====== Records shown ======
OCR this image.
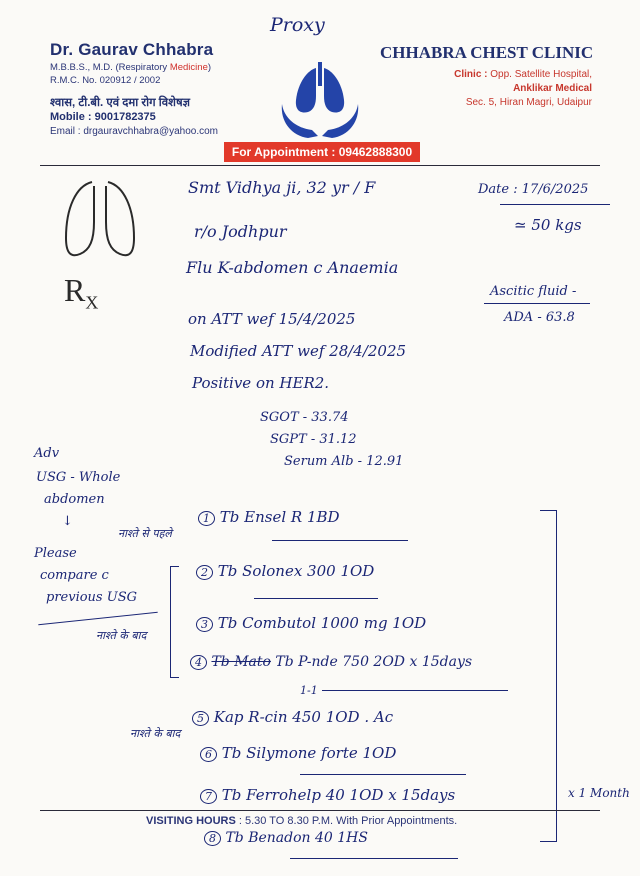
Dr. Gaurav Chhabra
M.B.B.S., M.D. (Respiratory Medicine)
R.M.C. No. 020912 / 2002
श्वास, टी.बी. एवं दमा रोग विशेषज्ञ
Mobile : 9001782375
Email : drgauravchhabra@yahoo.com
CHHABRA CHEST CLINIC
Clinic : Opp. Satellite Hospital,
Anklikar Medical
Sec. 5, Hiran Magri, Udaipur
For Appointment : 09462888300
$R_X$
Proxy
Smt Vidhya ji, 32 yr / F
r/o Jodhpur
Date : 17/6/2025
≃ 50 kgs
Flu K-abdomen c Anaemia
Ascitic fluid -
ADA - 63.8
on ATT wef 15/4/2025
Modified ATT wef 28/4/2025
Positive on HER2.
SGOT - 33.74
SGPT - 31.12
Serum Alb - 12.91
Adv
USG - Whole
abdomen
↓
Please
compare c
previous USG
नाश्ते से पहले
नाश्ते के बाद
नाश्ते के बाद
x 1 Month
1 Tb Ensel R 1BD
2 Tb Solonex 300 1OD
3 Tb Combutol 1000 mg 1OD
4 Tb Mato Tb P-nde 750 2OD x 15days
1-1
5 Kap R-cin 450 1OD . Ac
6 Tb Silymone forte 1OD
7 Tb Ferrohelp 40 1OD x 15days
VISITING HOURS : 5.30 TO 8.30 P.M. With Prior Appointments.
8 Tb Benadon 40 1HS
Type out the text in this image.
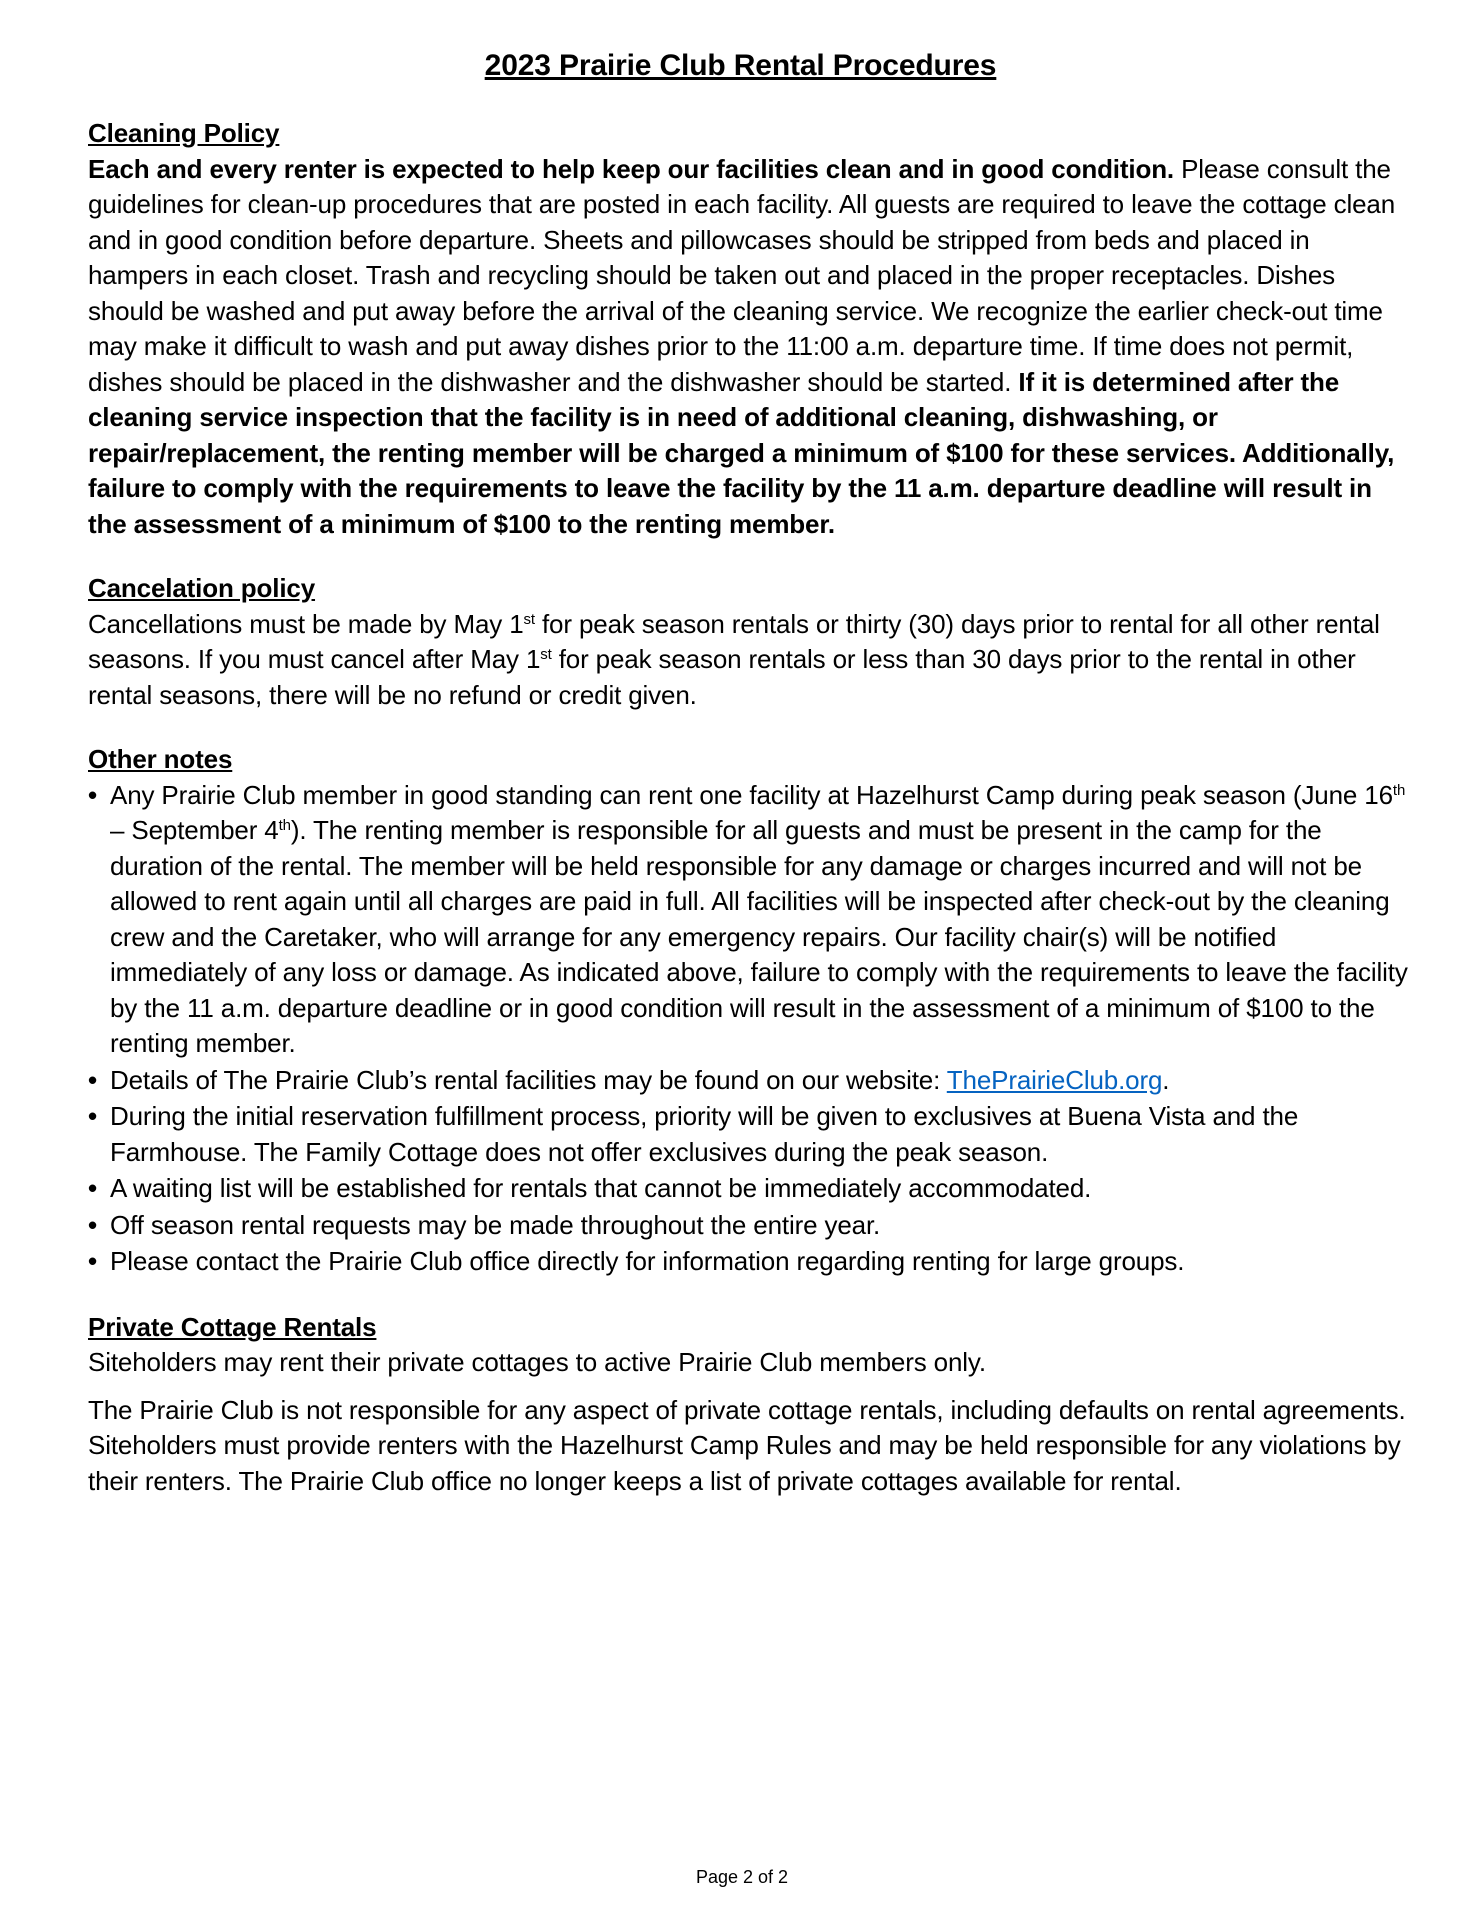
2023 Prairie Club Rental Procedures
Cleaning Policy

Each and every renter is expected to help keep our facilities clean and in good condition. Please consult the guidelines for clean-up procedures that are posted in each facility. All guests are required to leave the cottage clean and in good condition before departure. Sheets and pillowcases should be stripped from beds and placed in hampers in each closet. Trash and recycling should be taken out and placed in the proper receptacles. Dishes should be washed and put away before the arrival of the cleaning service. We recognize the earlier check-out time may make it difficult to wash and put away dishes prior to the 11:00 a.m. departure time. If time does not permit, dishes should be placed in the dishwasher and the dishwasher should be started. If it is determined after the cleaning service inspection that the facility is in need of additional cleaning, dishwashing, or repair/replacement, the renting member will be charged a minimum of $100 for these services. Additionally, failure to comply with the requirements to leave the facility by the 11 a.m. departure deadline will result in the assessment of a minimum of $100 to the renting member.

Cancelation policy

Cancellations must be made by May 1st for peak season rentals or thirty (30) days prior to rental for all other rental seasons. If you must cancel after May 1st for peak season rentals or less than 30 days prior to the rental in other rental seasons, there will be no refund or credit given.

Other notes
• Any Prairie Club member in good standing can rent one facility at Hazelhurst Camp during peak season (June 16th – September 4th). The renting member is responsible for all guests and must be present in the camp for the duration of the rental. The member will be held responsible for any damage or charges incurred and will not be allowed to rent again until all charges are paid in full. All facilities will be inspected after check-out by the cleaning crew and the Caretaker, who will arrange for any emergency repairs. Our facility chair(s) will be notified immediately of any loss or damage. As indicated above, failure to comply with the requirements to leave the facility by the 11 a.m. departure deadline or in good condition will result in the assessment of a minimum of $100 to the renting member.
• Details of The Prairie Club’s rental facilities may be found on our website: ThePrairieClub.org.
• During the initial reservation fulfillment process, priority will be given to exclusives at Buena Vista and the Farmhouse. The Family Cottage does not offer exclusives during the peak season.
• A waiting list will be established for rentals that cannot be immediately accommodated.
• Off season rental requests may be made throughout the entire year.
• Please contact the Prairie Club office directly for information regarding renting for large groups.
Private Cottage Rentals

Siteholders may rent their private cottages to active Prairie Club members only.

The Prairie Club is not responsible for any aspect of private cottage rentals, including defaults on rental agreements. Siteholders must provide renters with the Hazelhurst Camp Rules and may be held responsible for any violations by their renters. The Prairie Club office no longer keeps a list of private cottages available for rental.

Page 2 of 2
======
== Problem to work on ==
Copy the records word for word, leaving no picture in the copy.

== Result of the task ==
OCR this image.
Dr. Gaurav Chhabra
M.B.B.S., M.D. (Respiratory Medicine)
R.M.C. No. 020912 / 2002
श्वास, टी.बी. एवं दमा रोग विशेषज्ञ
Mobile : 9001782375
Email : drgauravchhabra@yahoo.com
CHHABRA CHEST CLINIC
Clinic : Opp. Satellite Hospital,
Anklikar Medical
Sec. 5, Hiran Magri, Udaipur
For Appointment : 09462888300
$R_X$
Proxy
Smt Vidhya ji, 32 yr / F
r/o Jodhpur
Date : 17/6/2025
≃ 50 kgs
Flu K-abdomen c Anaemia
Ascitic fluid -
ADA - 63.8
on ATT wef 15/4/2025
Modified ATT wef 28/4/2025
Positive on HER2.
SGOT - 33.74
SGPT - 31.12
Serum Alb - 12.91
Adv
USG - Whole
abdomen
↓
Please
compare c
previous USG
नाश्ते से पहले
नाश्ते के बाद
नाश्ते के बाद
x 1 Month
1 Tb Ensel R 1BD
2 Tb Solonex 300 1OD
3 Tb Combutol 1000 mg 1OD
4 Tb Mato Tb P-nde 750 2OD x 15days
1-1
5 Kap R-cin 450 1OD . Ac
6 Tb Silymone forte 1OD
7 Tb Ferrohelp 40 1OD x 15days
VISITING HOURS : 5.30 TO 8.30 P.M. With Prior Appointments.
8 Tb Benadon 40 1HS
Type out the text in this image.
2023 Prairie Club Rental Procedures
Cleaning Policy

Each and every renter is expected to help keep our facilities clean and in good condition. Please consult the guidelines for clean-up procedures that are posted in each facility. All guests are required to leave the cottage clean and in good condition before departure. Sheets and pillowcases should be stripped from beds and placed in hampers in each closet. Trash and recycling should be taken out and placed in the proper receptacles. Dishes should be washed and put away before the arrival of the cleaning service. We recognize the earlier check-out time may make it difficult to wash and put away dishes prior to the 11:00 a.m. departure time. If time does not permit, dishes should be placed in the dishwasher and the dishwasher should be started. If it is determined after the cleaning service inspection that the facility is in need of additional cleaning, dishwashing, or repair/replacement, the renting member will be charged a minimum of $100 for these services. Additionally, failure to comply with the requirements to leave the facility by the 11 a.m. departure deadline will result in the assessment of a minimum of $100 to the renting member.

Cancelation policy

Cancellations must be made by May 1st for peak season rentals or thirty (30) days prior to rental for all other rental seasons. If you must cancel after May 1st for peak season rentals or less than 30 days prior to the rental in other rental seasons, there will be no refund or credit given.

Other notes
• Any Prairie Club member in good standing can rent one facility at Hazelhurst Camp during peak season (June 16th – September 4th). The renting member is responsible for all guests and must be present in the camp for the duration of the rental. The member will be held responsible for any damage or charges incurred and will not be allowed to rent again until all charges are paid in full. All facilities will be inspected after check-out by the cleaning crew and the Caretaker, who will arrange for any emergency repairs. Our facility chair(s) will be notified immediately of any loss or damage. As indicated above, failure to comply with the requirements to leave the facility by the 11 a.m. departure deadline or in good condition will result in the assessment of a minimum of $100 to the renting member.
• Details of The Prairie Club’s rental facilities may be found on our website: ThePrairieClub.org.
• During the initial reservation fulfillment process, priority will be given to exclusives at Buena Vista and the Farmhouse. The Family Cottage does not offer exclusives during the peak season.
• A waiting list will be established for rentals that cannot be immediately accommodated.
• Off season rental requests may be made throughout the entire year.
• Please contact the Prairie Club office directly for information regarding renting for large groups.
Private Cottage Rentals

Siteholders may rent their private cottages to active Prairie Club members only.

The Prairie Club is not responsible for any aspect of private cottage rentals, including defaults on rental agreements. Siteholders must provide renters with the Hazelhurst Camp Rules and may be held responsible for any violations by their renters. The Prairie Club office no longer keeps a list of private cottages available for rental.

Page 2 of 2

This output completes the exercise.